● **Stated goal**
Copy the rows without changes, starting at the first row and ending with the row containing "Text: Cl: Cl [248, 217, 260, 227]", including both.

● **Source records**
☆ ☆ ☆

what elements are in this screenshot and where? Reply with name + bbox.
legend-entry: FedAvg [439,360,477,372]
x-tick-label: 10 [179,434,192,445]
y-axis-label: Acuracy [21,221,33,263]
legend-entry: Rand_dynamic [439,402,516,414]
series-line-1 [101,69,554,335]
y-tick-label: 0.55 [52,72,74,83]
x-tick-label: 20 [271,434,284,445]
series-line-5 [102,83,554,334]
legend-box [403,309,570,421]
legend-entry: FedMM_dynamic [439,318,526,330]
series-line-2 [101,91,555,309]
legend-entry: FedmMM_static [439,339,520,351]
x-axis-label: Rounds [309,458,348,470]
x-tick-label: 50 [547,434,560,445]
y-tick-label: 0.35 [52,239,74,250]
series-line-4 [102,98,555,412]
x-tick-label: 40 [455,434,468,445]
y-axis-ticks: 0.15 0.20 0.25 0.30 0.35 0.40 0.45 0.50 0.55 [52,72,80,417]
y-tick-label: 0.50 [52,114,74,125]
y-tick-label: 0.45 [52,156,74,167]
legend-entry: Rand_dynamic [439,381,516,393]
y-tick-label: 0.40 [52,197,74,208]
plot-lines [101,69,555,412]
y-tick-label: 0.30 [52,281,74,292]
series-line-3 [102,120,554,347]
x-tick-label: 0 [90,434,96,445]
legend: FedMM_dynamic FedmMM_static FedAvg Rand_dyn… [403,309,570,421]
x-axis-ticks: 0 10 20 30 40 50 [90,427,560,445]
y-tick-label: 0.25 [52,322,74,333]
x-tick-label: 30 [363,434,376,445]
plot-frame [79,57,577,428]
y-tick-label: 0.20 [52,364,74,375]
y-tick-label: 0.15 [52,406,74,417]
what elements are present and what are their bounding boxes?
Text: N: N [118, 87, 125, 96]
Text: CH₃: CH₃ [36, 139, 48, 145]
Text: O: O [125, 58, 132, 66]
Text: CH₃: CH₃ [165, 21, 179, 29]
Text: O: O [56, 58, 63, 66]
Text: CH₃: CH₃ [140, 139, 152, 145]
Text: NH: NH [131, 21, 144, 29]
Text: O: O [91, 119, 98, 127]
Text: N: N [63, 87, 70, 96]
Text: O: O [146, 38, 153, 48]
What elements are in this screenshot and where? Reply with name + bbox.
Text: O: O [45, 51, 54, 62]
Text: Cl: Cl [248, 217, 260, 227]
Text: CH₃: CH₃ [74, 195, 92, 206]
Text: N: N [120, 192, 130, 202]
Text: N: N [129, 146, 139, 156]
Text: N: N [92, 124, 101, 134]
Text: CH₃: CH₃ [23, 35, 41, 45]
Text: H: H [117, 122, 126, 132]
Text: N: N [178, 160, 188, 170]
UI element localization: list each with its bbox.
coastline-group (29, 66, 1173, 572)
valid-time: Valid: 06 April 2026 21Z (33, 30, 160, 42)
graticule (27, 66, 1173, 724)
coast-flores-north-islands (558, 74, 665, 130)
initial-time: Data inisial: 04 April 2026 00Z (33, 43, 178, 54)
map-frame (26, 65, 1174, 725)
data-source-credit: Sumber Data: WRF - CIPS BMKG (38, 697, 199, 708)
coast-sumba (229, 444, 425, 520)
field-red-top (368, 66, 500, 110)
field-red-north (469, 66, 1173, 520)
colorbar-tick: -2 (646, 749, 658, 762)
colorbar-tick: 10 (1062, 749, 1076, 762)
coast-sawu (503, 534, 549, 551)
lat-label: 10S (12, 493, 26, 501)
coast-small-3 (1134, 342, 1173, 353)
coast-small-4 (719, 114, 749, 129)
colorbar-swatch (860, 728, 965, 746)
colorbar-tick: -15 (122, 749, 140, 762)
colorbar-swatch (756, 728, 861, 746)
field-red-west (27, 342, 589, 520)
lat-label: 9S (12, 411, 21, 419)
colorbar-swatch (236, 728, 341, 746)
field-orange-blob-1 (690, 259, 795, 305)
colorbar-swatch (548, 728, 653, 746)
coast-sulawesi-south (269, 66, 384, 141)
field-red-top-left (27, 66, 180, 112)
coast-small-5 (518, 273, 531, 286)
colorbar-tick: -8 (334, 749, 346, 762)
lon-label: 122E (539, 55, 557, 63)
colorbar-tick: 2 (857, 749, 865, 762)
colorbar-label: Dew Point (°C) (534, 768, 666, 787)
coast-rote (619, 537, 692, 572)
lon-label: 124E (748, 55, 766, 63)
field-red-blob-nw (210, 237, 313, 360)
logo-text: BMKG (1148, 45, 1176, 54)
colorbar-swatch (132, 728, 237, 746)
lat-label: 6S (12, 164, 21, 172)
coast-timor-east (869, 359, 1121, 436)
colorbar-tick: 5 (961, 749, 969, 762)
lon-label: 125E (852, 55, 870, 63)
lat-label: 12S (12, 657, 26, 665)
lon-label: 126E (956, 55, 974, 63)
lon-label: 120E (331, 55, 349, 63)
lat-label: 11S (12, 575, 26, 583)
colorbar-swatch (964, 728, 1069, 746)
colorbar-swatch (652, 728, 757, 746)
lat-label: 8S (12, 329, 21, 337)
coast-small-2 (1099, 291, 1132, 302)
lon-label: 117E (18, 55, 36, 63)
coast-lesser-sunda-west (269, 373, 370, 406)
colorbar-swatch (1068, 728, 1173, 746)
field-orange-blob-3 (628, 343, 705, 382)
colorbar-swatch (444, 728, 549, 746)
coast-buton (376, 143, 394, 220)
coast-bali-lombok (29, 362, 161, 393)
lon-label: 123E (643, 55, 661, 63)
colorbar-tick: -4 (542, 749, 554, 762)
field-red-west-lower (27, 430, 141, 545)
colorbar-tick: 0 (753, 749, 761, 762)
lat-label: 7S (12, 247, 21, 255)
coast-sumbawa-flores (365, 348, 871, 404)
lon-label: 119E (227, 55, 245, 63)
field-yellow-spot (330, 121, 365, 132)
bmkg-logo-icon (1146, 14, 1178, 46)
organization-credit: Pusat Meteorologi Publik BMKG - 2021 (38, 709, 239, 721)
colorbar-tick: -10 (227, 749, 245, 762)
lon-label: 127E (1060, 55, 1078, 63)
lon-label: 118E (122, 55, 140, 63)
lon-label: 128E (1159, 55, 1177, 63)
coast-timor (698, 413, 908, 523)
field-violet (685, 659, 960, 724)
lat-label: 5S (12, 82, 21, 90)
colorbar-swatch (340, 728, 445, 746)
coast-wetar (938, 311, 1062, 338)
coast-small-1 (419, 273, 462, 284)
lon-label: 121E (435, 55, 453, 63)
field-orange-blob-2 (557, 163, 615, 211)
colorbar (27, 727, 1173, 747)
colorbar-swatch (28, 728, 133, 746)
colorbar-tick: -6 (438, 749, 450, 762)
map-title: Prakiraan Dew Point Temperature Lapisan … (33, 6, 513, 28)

☆ ☆ ☆

● **Written response**
what elements are in this screenshot and where? Reply with name + bbox.
legend-entry: FedAvg [439,360,477,372]
x-tick-label: 10 [179,434,192,445]
y-axis-label: Acuracy [21,221,33,263]
legend-entry: Rand_dynamic [439,402,516,414]
series-line-1 [101,69,554,335]
y-tick-label: 0.55 [52,72,74,83]
x-tick-label: 20 [271,434,284,445]
series-line-5 [102,83,554,334]
legend-box [403,309,570,421]
legend-entry: FedMM_dynamic [439,318,526,330]
series-line-2 [101,91,555,309]
legend-entry: FedmMM_static [439,339,520,351]
x-axis-label: Rounds [309,458,348,470]
x-tick-label: 50 [547,434,560,445]
y-tick-label: 0.35 [52,239,74,250]
series-line-4 [102,98,555,412]
x-tick-label: 40 [455,434,468,445]
y-axis-ticks: 0.15 0.20 0.25 0.30 0.35 0.40 0.45 0.50 0.55 [52,72,80,417]
y-tick-label: 0.50 [52,114,74,125]
y-tick-label: 0.45 [52,156,74,167]
legend-entry: Rand_dynamic [439,381,516,393]
y-tick-label: 0.40 [52,197,74,208]
plot-lines [101,69,555,412]
y-tick-label: 0.30 [52,281,74,292]
series-line-3 [102,120,554,347]
x-tick-label: 0 [90,434,96,445]
legend: FedMM_dynamic FedmMM_static FedAvg Rand_dyn… [403,309,570,421]
x-axis-ticks: 0 10 20 30 40 50 [90,427,560,445]
y-tick-label: 0.25 [52,322,74,333]
x-tick-label: 30 [363,434,376,445]
plot-frame [79,57,577,428]
y-tick-label: 0.20 [52,364,74,375]
y-tick-label: 0.15 [52,406,74,417]
what elements are present and what are their bounding boxes?
Text: N: N [118, 87, 125, 96]
Text: CH₃: CH₃ [36, 139, 48, 145]
Text: O: O [125, 58, 132, 66]
Text: CH₃: CH₃ [165, 21, 179, 29]
Text: O: O [56, 58, 63, 66]
Text: CH₃: CH₃ [140, 139, 152, 145]
Text: NH: NH [131, 21, 144, 29]
Text: O: O [91, 119, 98, 127]
Text: N: N [63, 87, 70, 96]
Text: O: O [146, 38, 153, 48]
What elements are in this screenshot and where? Reply with name + bbox.
Text: O: O [45, 51, 54, 62]
Text: Cl: Cl [248, 217, 260, 227]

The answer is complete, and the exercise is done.